*EXERCISE TASK*
Go through the material below and copy each line where the word "أوجه" appears.
%%
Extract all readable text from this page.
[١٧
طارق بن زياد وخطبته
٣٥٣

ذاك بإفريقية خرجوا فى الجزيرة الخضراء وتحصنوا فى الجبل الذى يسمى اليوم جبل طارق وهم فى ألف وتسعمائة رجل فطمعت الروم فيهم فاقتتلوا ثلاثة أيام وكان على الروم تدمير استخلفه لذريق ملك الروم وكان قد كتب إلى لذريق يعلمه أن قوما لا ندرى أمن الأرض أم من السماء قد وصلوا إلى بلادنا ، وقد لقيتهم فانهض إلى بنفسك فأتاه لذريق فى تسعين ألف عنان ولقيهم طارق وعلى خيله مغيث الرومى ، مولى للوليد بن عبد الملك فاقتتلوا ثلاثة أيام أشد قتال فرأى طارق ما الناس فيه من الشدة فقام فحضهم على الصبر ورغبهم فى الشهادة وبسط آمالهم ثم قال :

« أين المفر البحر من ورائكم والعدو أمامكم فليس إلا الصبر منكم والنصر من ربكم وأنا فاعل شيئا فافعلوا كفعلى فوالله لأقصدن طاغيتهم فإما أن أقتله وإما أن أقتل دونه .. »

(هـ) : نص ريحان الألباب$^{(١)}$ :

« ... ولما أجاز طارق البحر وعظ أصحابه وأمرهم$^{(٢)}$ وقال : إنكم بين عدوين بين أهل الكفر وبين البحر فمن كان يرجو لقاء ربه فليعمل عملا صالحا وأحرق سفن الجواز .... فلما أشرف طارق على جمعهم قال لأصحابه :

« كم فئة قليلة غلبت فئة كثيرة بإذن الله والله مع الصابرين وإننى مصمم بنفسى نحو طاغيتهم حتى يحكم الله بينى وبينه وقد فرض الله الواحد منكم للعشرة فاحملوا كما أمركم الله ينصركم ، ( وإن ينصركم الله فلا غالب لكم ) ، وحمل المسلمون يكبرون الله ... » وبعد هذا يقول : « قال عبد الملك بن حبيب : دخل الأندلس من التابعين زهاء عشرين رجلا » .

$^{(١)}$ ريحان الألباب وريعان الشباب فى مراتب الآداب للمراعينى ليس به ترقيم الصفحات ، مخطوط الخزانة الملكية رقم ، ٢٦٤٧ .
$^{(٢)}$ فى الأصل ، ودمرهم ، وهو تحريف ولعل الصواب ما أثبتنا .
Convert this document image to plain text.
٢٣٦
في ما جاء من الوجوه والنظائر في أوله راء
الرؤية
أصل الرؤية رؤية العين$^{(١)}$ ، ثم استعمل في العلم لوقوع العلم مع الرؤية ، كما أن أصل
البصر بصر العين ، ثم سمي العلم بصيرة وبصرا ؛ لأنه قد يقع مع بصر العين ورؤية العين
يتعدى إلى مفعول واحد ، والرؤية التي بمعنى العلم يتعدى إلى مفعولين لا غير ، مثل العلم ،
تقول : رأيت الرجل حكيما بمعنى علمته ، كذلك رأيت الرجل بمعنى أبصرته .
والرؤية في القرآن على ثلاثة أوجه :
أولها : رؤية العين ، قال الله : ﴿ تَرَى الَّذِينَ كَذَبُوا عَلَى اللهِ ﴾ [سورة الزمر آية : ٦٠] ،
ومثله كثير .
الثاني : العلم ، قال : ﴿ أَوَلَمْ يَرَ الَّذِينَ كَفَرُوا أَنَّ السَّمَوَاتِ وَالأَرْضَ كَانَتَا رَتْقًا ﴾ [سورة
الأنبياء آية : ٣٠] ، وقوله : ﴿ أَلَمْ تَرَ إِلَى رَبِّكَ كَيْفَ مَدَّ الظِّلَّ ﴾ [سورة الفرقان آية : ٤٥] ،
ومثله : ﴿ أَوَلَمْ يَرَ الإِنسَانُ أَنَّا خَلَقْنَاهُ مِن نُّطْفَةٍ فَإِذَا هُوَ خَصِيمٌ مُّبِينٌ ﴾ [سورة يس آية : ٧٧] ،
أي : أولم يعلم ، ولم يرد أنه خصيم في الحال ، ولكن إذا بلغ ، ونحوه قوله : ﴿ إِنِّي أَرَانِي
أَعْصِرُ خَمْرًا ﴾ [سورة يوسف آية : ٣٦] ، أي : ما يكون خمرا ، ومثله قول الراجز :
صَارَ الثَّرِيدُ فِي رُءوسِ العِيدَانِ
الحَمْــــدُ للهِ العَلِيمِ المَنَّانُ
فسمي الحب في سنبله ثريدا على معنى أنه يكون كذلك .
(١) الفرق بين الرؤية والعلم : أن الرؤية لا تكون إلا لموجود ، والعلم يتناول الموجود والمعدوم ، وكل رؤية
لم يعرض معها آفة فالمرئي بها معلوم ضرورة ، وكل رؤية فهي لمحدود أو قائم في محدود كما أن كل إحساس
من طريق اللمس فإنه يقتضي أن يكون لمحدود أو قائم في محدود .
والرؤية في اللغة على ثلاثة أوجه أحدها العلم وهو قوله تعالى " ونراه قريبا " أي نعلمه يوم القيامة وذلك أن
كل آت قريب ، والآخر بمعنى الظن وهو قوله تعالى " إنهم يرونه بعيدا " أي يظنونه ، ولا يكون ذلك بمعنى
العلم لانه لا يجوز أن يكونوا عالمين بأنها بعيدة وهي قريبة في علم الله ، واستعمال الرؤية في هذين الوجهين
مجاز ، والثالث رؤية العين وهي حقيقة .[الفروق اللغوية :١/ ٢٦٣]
%%
*WRITTEN SOLUTION*
والرؤية في القرآن على ثلاثة أوجه :
والرؤية في اللغة على ثلاثة أوجه أحدها العلم وهو قوله تعالى " ونراه قريبا " أي نعلمه يوم القيامة وذلك أن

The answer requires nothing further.